== What the task requires ==
Search the records below for the word "Ziele". Pull out each line that has it.
------------------------------------------------
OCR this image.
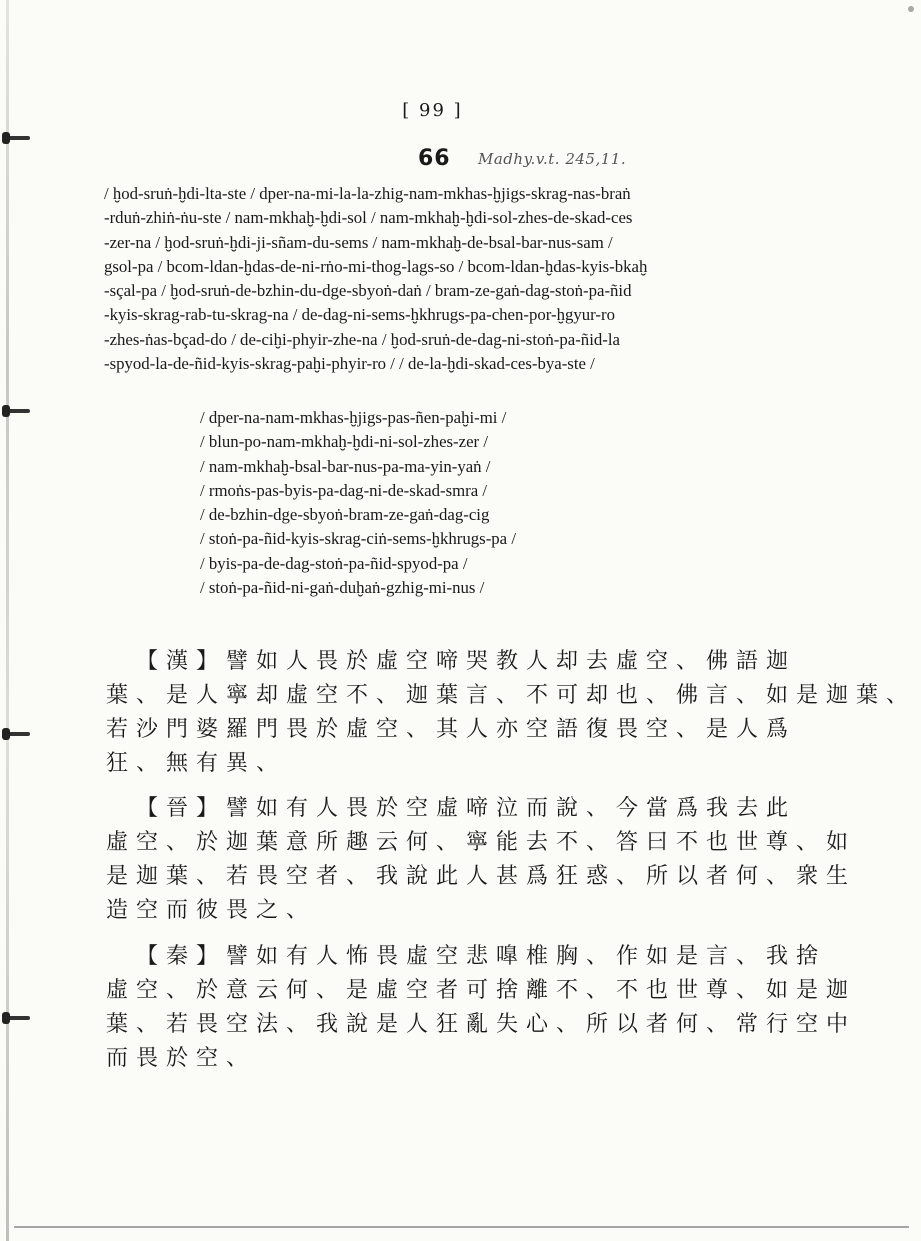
[ 99 ]
66 Madhy.v.t. 245,11.
/ ḫod-sruṅ-ḫdi-lta-ste / dper-na-mi-la-la-zhig-nam-mkhas-ḫjigs-skrag-nas-braṅ
-rduṅ-zhiṅ-ṅu-ste / nam-mkhaḫ-ḫdi-sol / nam-mkhaḫ-ḫdi-sol-zhes-de-skad-ces
-zer-na / ḫod-sruṅ-ḫdi-ji-sñam-du-sems / nam-mkhaḫ-de-bsal-bar-nus-sam /
gsol-pa / bcom-ldan-ḫdas-de-ni-rṅo-mi-thog-lags-so / bcom-ldan-ḫdas-kyis-bkaḫ
-sçal-pa / ḫod-sruṅ-de-bzhin-du-dge-sbyoṅ-daṅ / bram-ze-gaṅ-dag-stoṅ-pa-ñid
-kyis-skrag-rab-tu-skrag-na / de-dag-ni-sems-ḫkhrugs-pa-chen-por-ḫgyur-ro
-zhes-ṅas-bçad-do / de-ciḫi-phyir-zhe-na / ḫod-sruṅ-de-dag-ni-stoṅ-pa-ñid-la
-spyod-la-de-ñid-kyis-skrag-paḫi-phyir-ro / / de-la-ḫdi-skad-ces-bya-ste /
/ dper-na-nam-mkhas-ḫjigs-pas-ñen-paḫi-mi /
/ blun-po-nam-mkhaḫ-ḫdi-ni-sol-zhes-zer /
/ nam-mkhaḫ-bsal-bar-nus-pa-ma-yin-yaṅ /
/ rmoṅs-pas-byis-pa-dag-ni-de-skad-smra /
/ de-bzhin-dge-sbyoṅ-bram-ze-gaṅ-dag-cig
/ stoṅ-pa-ñid-kyis-skrag-ciṅ-sems-ḫkhrugs-pa /
/ byis-pa-de-dag-stoṅ-pa-ñid-spyod-pa /
/ stoṅ-pa-ñid-ni-gaṅ-duḫaṅ-gzhig-mi-nus /
【漢】譬如人畏於虛空啼哭教人却去虛空、佛語迦
葉、是人寧却虛空不、迦葉言、不可却也、佛言、如是迦葉、
若沙門婆羅門畏於虛空、其人亦空語復畏空、是人爲
狂、無有異、
【晉】譬如有人畏於空虛啼泣而說、今當爲我去此
虛空、於迦葉意所趣云何、寧能去不、答曰不也世尊、如
是迦葉、若畏空者、我說此人甚爲狂惑、所以者何、衆生
造空而彼畏之、
【秦】譬如有人怖畏虛空悲嘷椎胸、作如是言、我捨
虛空、於意云何、是虛空者可捨離不、不也世尊、如是迦
葉、若畏空法、我說是人狂亂失心、所以者何、常行空中
而畏於空、
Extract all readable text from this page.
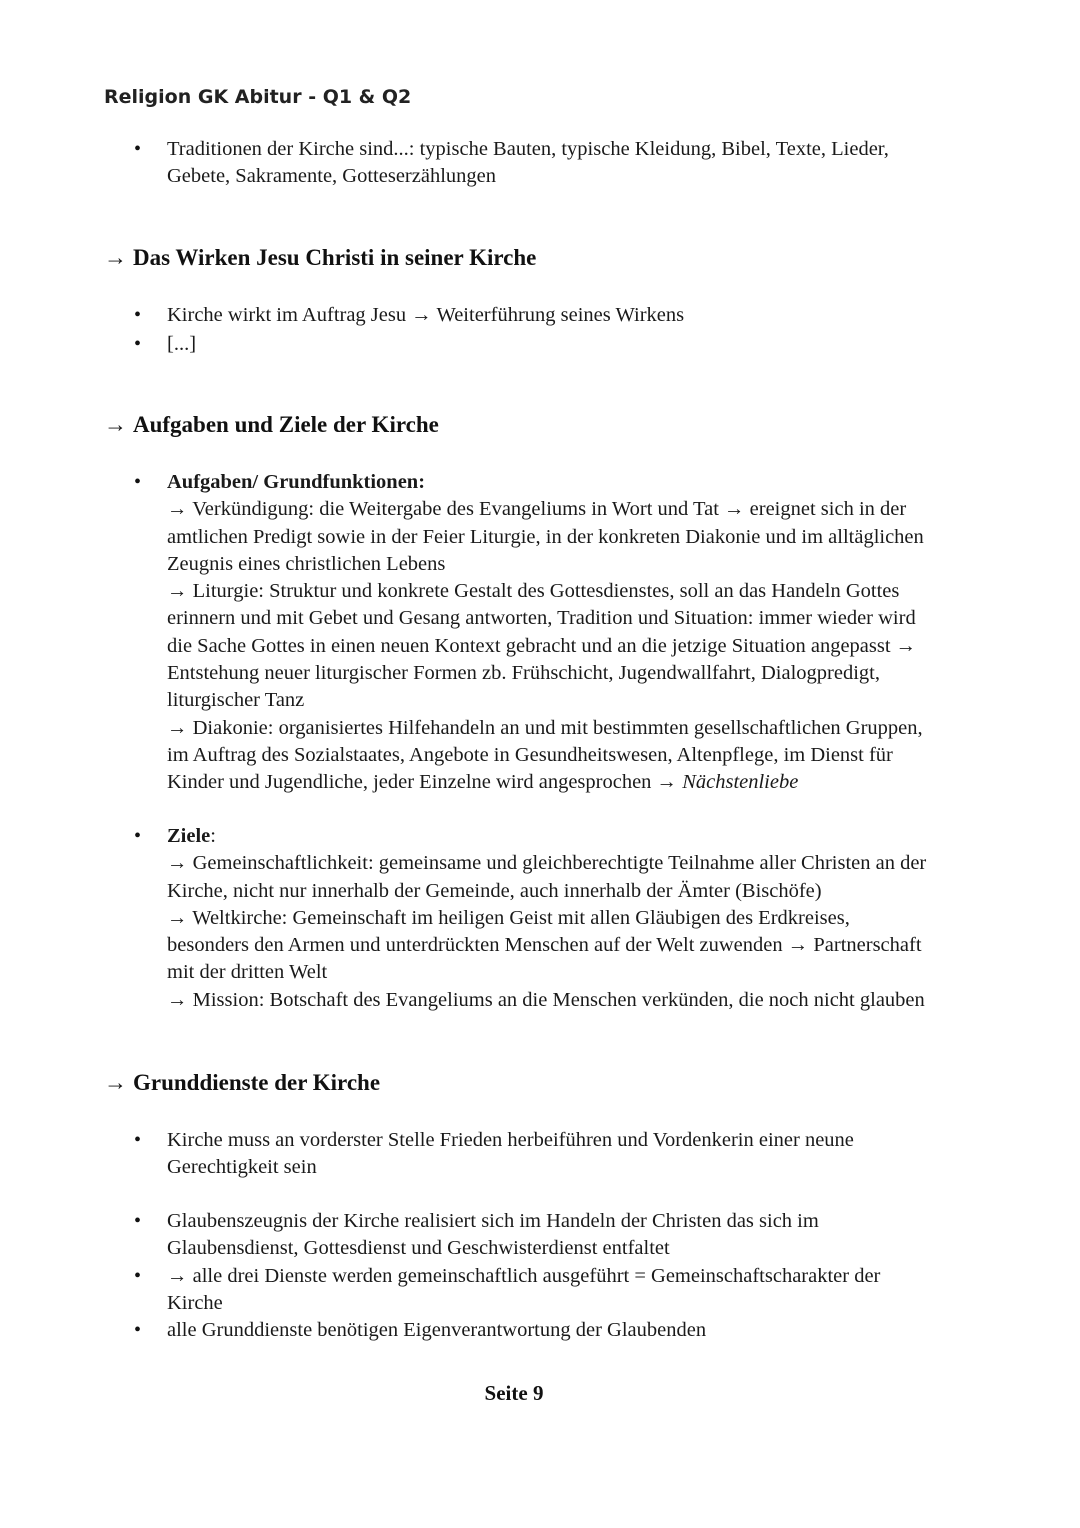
Religion GK Abitur - Q1 & Q2
• Traditionen der Kirche sind...: typische Bauten, typische Kleidung, Bibel, Texte, Lieder,
Gebete, Sakramente, Gotteserzählungen
→ Das Wirken Jesu Christi in seiner Kirche
• Kirche wirkt im Auftrag Jesu → Weiterführung seines Wirkens
• [...]
→ Aufgaben und Ziele der Kirche
• Aufgaben/ Grundfunktionen:
→ Verkündigung: die Weitergabe des Evangeliums in Wort und Tat → ereignet sich in der
amtlichen Predigt sowie in der Feier Liturgie, in der konkreten Diakonie und im alltäglichen
Zeugnis eines christlichen Lebens
→ Liturgie: Struktur und konkrete Gestalt des Gottesdienstes, soll an das Handeln Gottes
erinnern und mit Gebet und Gesang antworten, Tradition und Situation: immer wieder wird
die Sache Gottes in einen neuen Kontext gebracht und an die jetzige Situation angepasst →
Entstehung neuer liturgischer Formen zb. Frühschicht, Jugendwallfahrt, Dialogpredigt,
liturgischer Tanz
→ Diakonie: organisiertes Hilfehandeln an und mit bestimmten gesellschaftlichen Gruppen,
im Auftrag des Sozialstaates, Angebote in Gesundheitswesen, Altenpflege, im Dienst für
Kinder und Jugendliche, jeder Einzelne wird angesprochen → Nächstenliebe
• Ziele:
→ Gemeinschaftlichkeit: gemeinsame und gleichberechtigte Teilnahme aller Christen an der
Kirche, nicht nur innerhalb der Gemeinde, auch innerhalb der Ämter (Bischöfe)
→ Weltkirche: Gemeinschaft im heiligen Geist mit allen Gläubigen des Erdkreises,
besonders den Armen und unterdrückten Menschen auf der Welt zuwenden → Partnerschaft
mit der dritten Welt
→ Mission: Botschaft des Evangeliums an die Menschen verkünden, die noch nicht glauben
→ Grunddienste der Kirche
• Kirche muss an vorderster Stelle Frieden herbeiführen und Vordenkerin einer neune
Gerechtigkeit sein
• Glaubenszeugnis der Kirche realisiert sich im Handeln der Christen das sich im
Glaubensdienst, Gottesdienst und Geschwisterdienst entfaltet
• → alle drei Dienste werden gemeinschaftlich ausgeführt = Gemeinschaftscharakter der
Kirche
• alle Grunddienste benötigen Eigenverantwortung der Glaubenden
Seite 9
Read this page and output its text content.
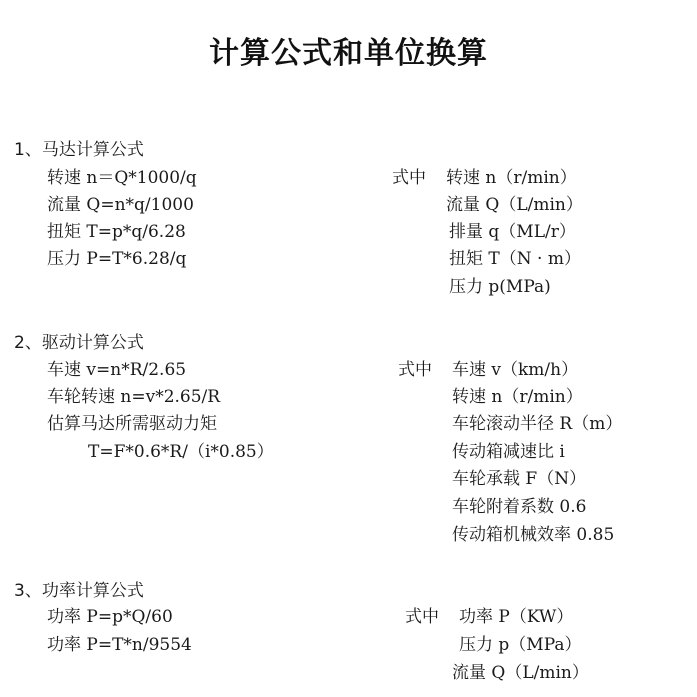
计算公式和单位换算
1、马达计算公式
转速 n＝Q*1000/q
流量 Q=n*q/1000
扭矩 T=p*q/6.28
压力 P=T*6.28/q
式中 转速 n（r/min）
流量 Q（L/min）
排量 q（ML/r）
扭矩 T（N · m）
压力 p(MPa)
2、驱动计算公式
车速 v=n*R/2.65
车轮转速 n=v*2.65/R
估算马达所需驱动力矩
T=F*0.6*R/（i*0.85）
式中 车速 v（km/h）
转速 n（r/min）
车轮滚动半径 R（m）
传动箱减速比 i
车轮承载 F（N）
车轮附着系数 0.6
传动箱机械效率 0.85
3、功率计算公式
功率 P=p*Q/60
功率 P=T*n/9554
式中 功率 P（KW）
压力 p（MPa）
流量 Q（L/min）
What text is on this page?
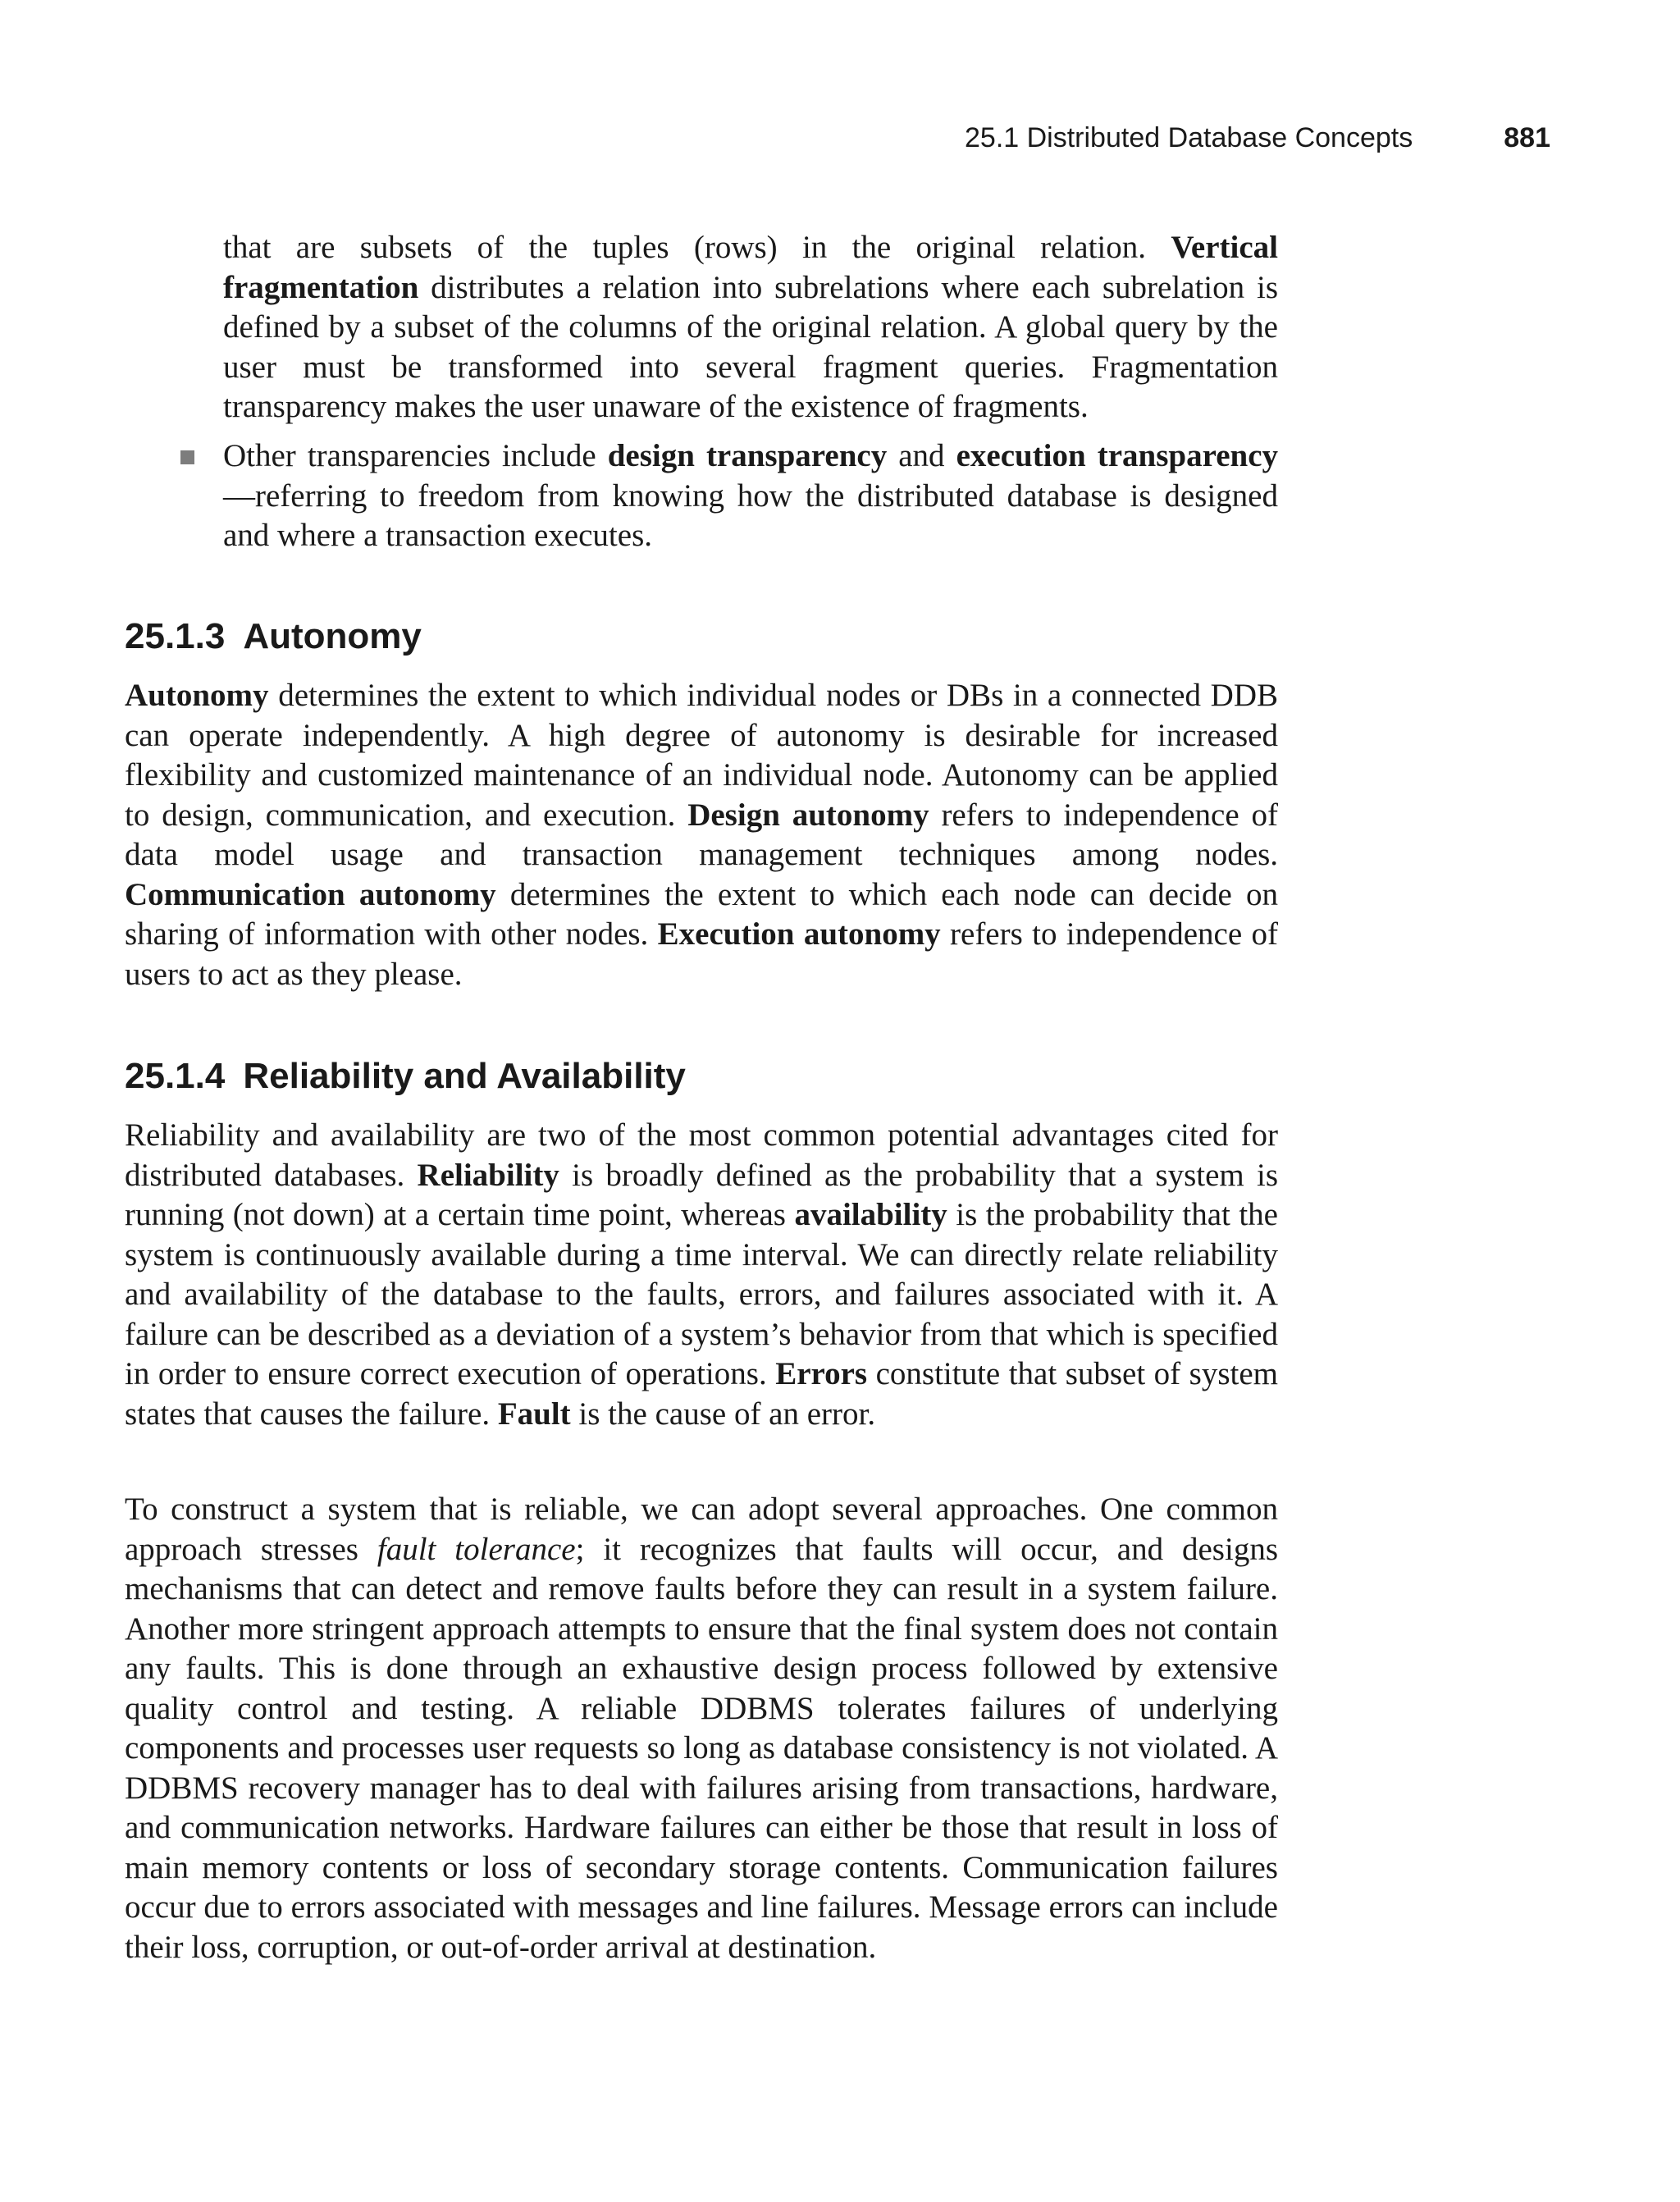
25.1 Distributed Database Concepts	881

that are subsets of the tuples (rows) in the original relation. Vertical fragmentation distributes a relation into subrelations where each subrelation is defined by a subset of the columns of the original relation. A global query by the user must be transformed into several fragment queries. Fragmentation transparency makes the user unaware of the existence of fragments.

Other transparencies include design transparency and execution transparency—referring to freedom from knowing how the distributed database is designed and where a transaction executes.

25.1.3 Autonomy

Autonomy determines the extent to which individual nodes or DBs in a connected DDB can operate independently. A high degree of autonomy is desirable for increased flexibility and customized maintenance of an individual node. Autonomy can be applied to design, communication, and execution. Design autonomy refers to independence of data model usage and transaction management techniques among nodes. Communication autonomy determines the extent to which each node can decide on sharing of information with other nodes. Execution autonomy refers to independence of users to act as they please.

25.1.4 Reliability and Availability

Reliability and availability are two of the most common potential advantages cited for distributed databases. Reliability is broadly defined as the probability that a system is running (not down) at a certain time point, whereas availability is the probability that the system is continuously available during a time interval. We can directly relate reliability and availability of the database to the faults, errors, and failures associated with it. A failure can be described as a deviation of a system’s behavior from that which is specified in order to ensure correct execution of operations. Errors constitute that subset of system states that causes the failure. Fault is the cause of an error.

To construct a system that is reliable, we can adopt several approaches. One common approach stresses fault tolerance; it recognizes that faults will occur, and designs mechanisms that can detect and remove faults before they can result in a system failure. Another more stringent approach attempts to ensure that the final system does not contain any faults. This is done through an exhaustive design process followed by extensive quality control and testing. A reliable DDBMS tolerates failures of underlying components and processes user requests so long as database consistency is not violated. A DDBMS recovery manager has to deal with failures arising from transactions, hardware, and communication networks. Hardware failures can either be those that result in loss of main memory contents or loss of secondary storage contents. Communication failures occur due to errors associated with messages and line failures. Message errors can include their loss, corruption, or out-of-order arrival at destination.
------------------------------------------------
== Complete output ==
→ Aufgaben und Ziele der Kirche
• Ziele:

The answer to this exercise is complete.